## Task brief:
Exclude the pictures; give every entry again exactly as written.

## Task data:
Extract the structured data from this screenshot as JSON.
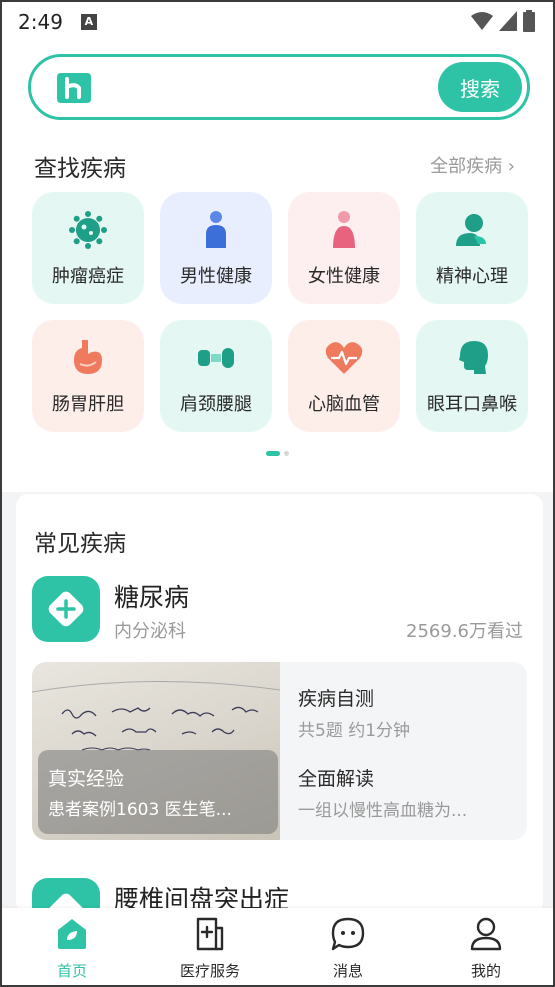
{
  "status_bar": {
    "time": "2:49",
    "notification_letter": "A"
  },
  "search": {
    "button_label": "搜索"
  },
  "find_section": {
    "title": "查找疾病",
    "see_all": "全部疾病 ›"
  },
  "categories": [
    {
      "label": "肿瘤癌症",
      "icon": "virus-icon",
      "bg": "#e4f7f2"
    },
    {
      "label": "男性健康",
      "icon": "male-person-icon",
      "bg": "#e8eefe"
    },
    {
      "label": "女性健康",
      "icon": "female-person-icon",
      "bg": "#fdeef0"
    },
    {
      "label": "精神心理",
      "icon": "mind-icon",
      "bg": "#e4f7f2"
    },
    {
      "label": "肠胃肝胆",
      "icon": "stomach-icon",
      "bg": "#fdeeea"
    },
    {
      "label": "肩颈腰腿",
      "icon": "bone-joint-icon",
      "bg": "#e4f7f2"
    },
    {
      "label": "心脑血管",
      "icon": "heart-pulse-icon",
      "bg": "#fdeeea"
    },
    {
      "label": "眼耳口鼻喉",
      "icon": "head-profile-icon",
      "bg": "#e4f7f2"
    }
  ],
  "common_section": {
    "title": "常见疾病"
  },
  "featured_disease": {
    "name": "糖尿病",
    "department": "内分泌科",
    "views": "2569.6万看过",
    "experience": {
      "title": "真实经验",
      "subtitle": "患者案例1603 医生笔..."
    },
    "self_test": {
      "title": "疾病自测",
      "subtitle": "共5题 约1分钟"
    },
    "overview": {
      "title": "全面解读",
      "subtitle": "一组以慢性高血糖为..."
    }
  },
  "next_disease": {
    "name": "腰椎间盘突出症"
  },
  "bottom_nav": [
    {
      "label": "首页",
      "active": true
    },
    {
      "label": "医疗服务",
      "active": false
    },
    {
      "label": "消息",
      "active": false
    },
    {
      "label": "我的",
      "active": false
    }
  ],
  "colors": {
    "accent": "#2ec3a6",
    "text": "#2a2a2a",
    "muted": "#9a9a9a",
    "coral": "#f07a5e",
    "blue": "#3d6fd8",
    "pink": "#e8647e"
  }
}
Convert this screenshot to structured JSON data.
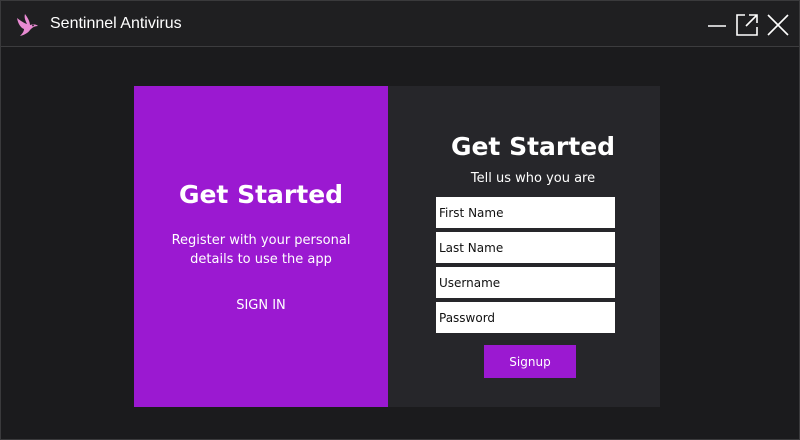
{
  "window": {
    "title": "Sentinnel Antivirus",
    "icon": "bird-logo-icon",
    "controls": [
      "minimize-icon",
      "popout-icon",
      "close-icon"
    ]
  },
  "colors": {
    "accent": "#9b19d1",
    "background": "#1b1b1d",
    "card": "#26262a",
    "titlebar": "#1f1f21",
    "logo": "#e88ad2"
  },
  "left_panel": {
    "heading": "Get Started",
    "description": "Register with your personal details to use the app",
    "signin_label": "SIGN IN"
  },
  "form": {
    "heading": "Get Started",
    "subheading": "Tell us who you are",
    "fields": [
      {
        "placeholder": "First Name",
        "value": ""
      },
      {
        "placeholder": "Last Name",
        "value": ""
      },
      {
        "placeholder": "Username",
        "value": ""
      },
      {
        "placeholder": "Password",
        "value": ""
      }
    ],
    "submit_label": "Signup"
  }
}
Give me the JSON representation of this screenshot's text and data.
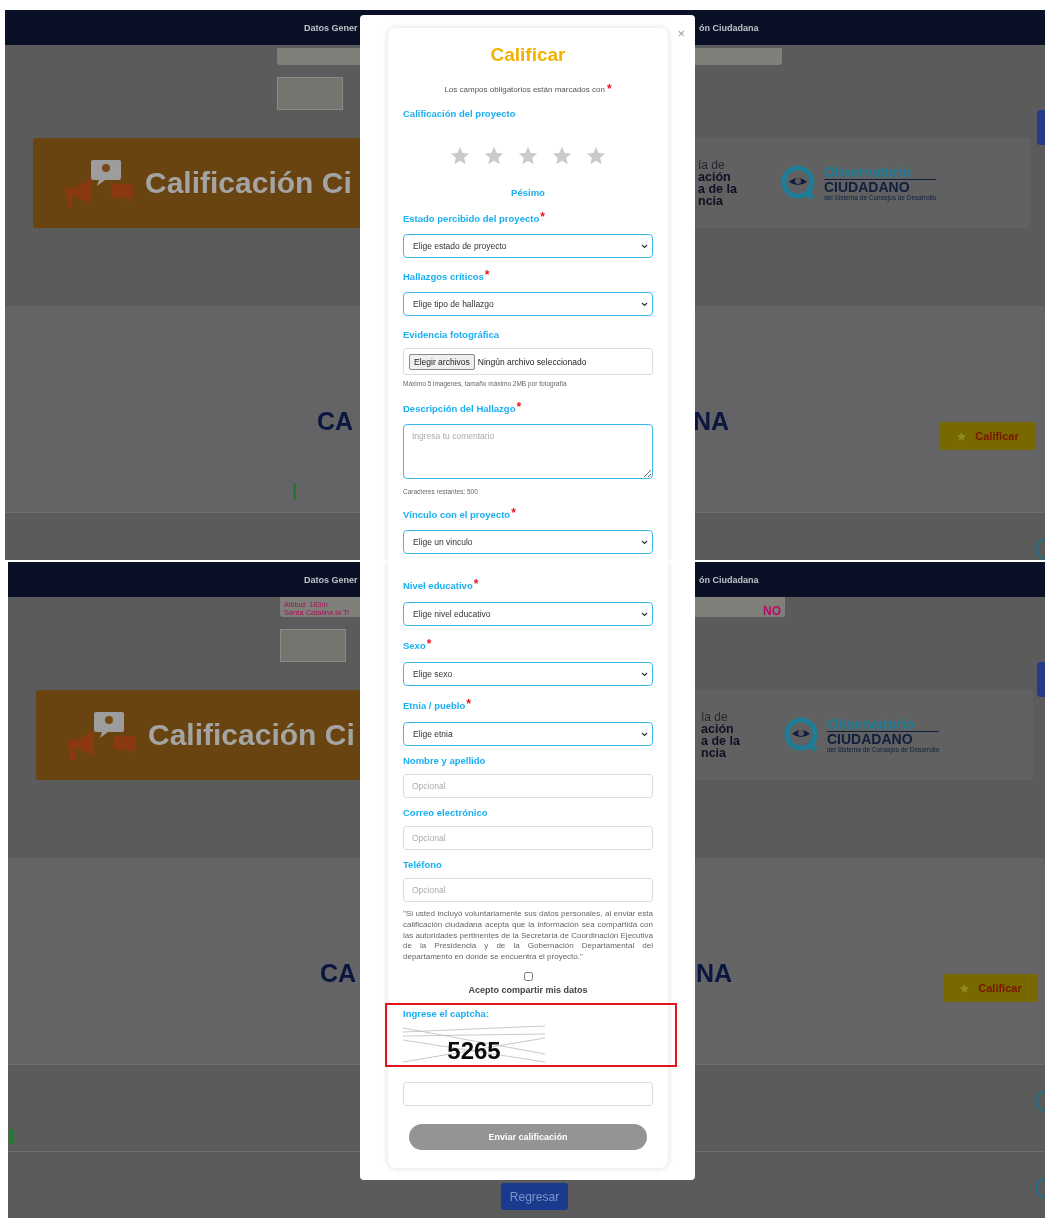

## Result of the task:
Extract the structured data from this screenshot as JSON.
{
  "status_bar": {
    "time": "2:49",
    "notification_letter": "A"
  },
  "search": {
    "button_label": "搜索"
  },
  "find_section": {
    "title": "查找疾病",
    "see_all": "全部疾病 ›"
  },
  "categories": [
    {
      "label": "肿瘤癌症",
      "icon": "virus-icon",
      "bg": "#e4f7f2"
    },
    {
      "label": "男性健康",
      "icon": "male-person-icon",
      "bg": "#e8eefe"
    },
    {
      "label": "女性健康",
      "icon": "female-person-icon",
      "bg": "#fdeef0"
    },
    {
      "label": "精神心理",
      "icon": "mind-icon",
      "bg": "#e4f7f2"
    },
    {
      "label": "肠胃肝胆",
      "icon": "stomach-icon",
      "bg": "#fdeeea"
    },
    {
      "label": "肩颈腰腿",
      "icon": "bone-joint-icon",
      "bg": "#e4f7f2"
    },
    {
      "label": "心脑血管",
      "icon": "heart-pulse-icon",
      "bg": "#fdeeea"
    },
    {
      "label": "眼耳口鼻喉",
      "icon": "head-profile-icon",
      "bg": "#e4f7f2"
    }
  ],
  "common_section": {
    "title": "常见疾病"
  },
  "featured_disease": {
    "name": "糖尿病",
    "department": "内分泌科",
    "views": "2569.6万看过",
    "experience": {
      "title": "真实经验",
      "subtitle": "患者案例1603 医生笔..."
    },
    "self_test": {
      "title": "疾病自测",
      "subtitle": "共5题 约1分钟"
    },
    "overview": {
      "title": "全面解读",
      "subtitle": "一组以慢性高血糖为..."
    }
  },
  "next_disease": {
    "name": "腰椎间盘突出症"
  },
  "bottom_nav": [
    {
      "label": "首页",
      "active": true
    },
    {
      "label": "医疗服务",
      "active": false
    },
    {
      "label": "消息",
      "active": false
    },
    {
      "label": "我的",
      "active": false
    }
  ],
  "colors": {
    "accent": "#2ec3a6",
    "text": "#2a2a2a",
    "muted": "#9a9a9a",
    "coral": "#f07a5e",
    "blue": "#3d6fd8",
    "pink": "#e8647e"
  }
}
Convert this screenshot to structured JSON data.
{
  "window": {
    "title": "Sentinnel Antivirus",
    "icon": "bird-logo-icon",
    "controls": [
      "minimize-icon",
      "popout-icon",
      "close-icon"
    ]
  },
  "colors": {
    "accent": "#9b19d1",
    "background": "#1b1b1d",
    "card": "#26262a",
    "titlebar": "#1f1f21",
    "logo": "#e88ad2"
  },
  "left_panel": {
    "heading": "Get Started",
    "description": "Register with your personal details to use the app",
    "signin_label": "SIGN IN"
  },
  "form": {
    "heading": "Get Started",
    "subheading": "Tell us who you are",
    "fields": [
      {
        "placeholder": "First Name",
        "value": ""
      },
      {
        "placeholder": "Last Name",
        "value": ""
      },
      {
        "placeholder": "Username",
        "value": ""
      },
      {
        "placeholder": "Password",
        "value": ""
      }
    ],
    "submit_label": "Signup"
  }
}
Give me the JSON representation of this screenshot's text and data.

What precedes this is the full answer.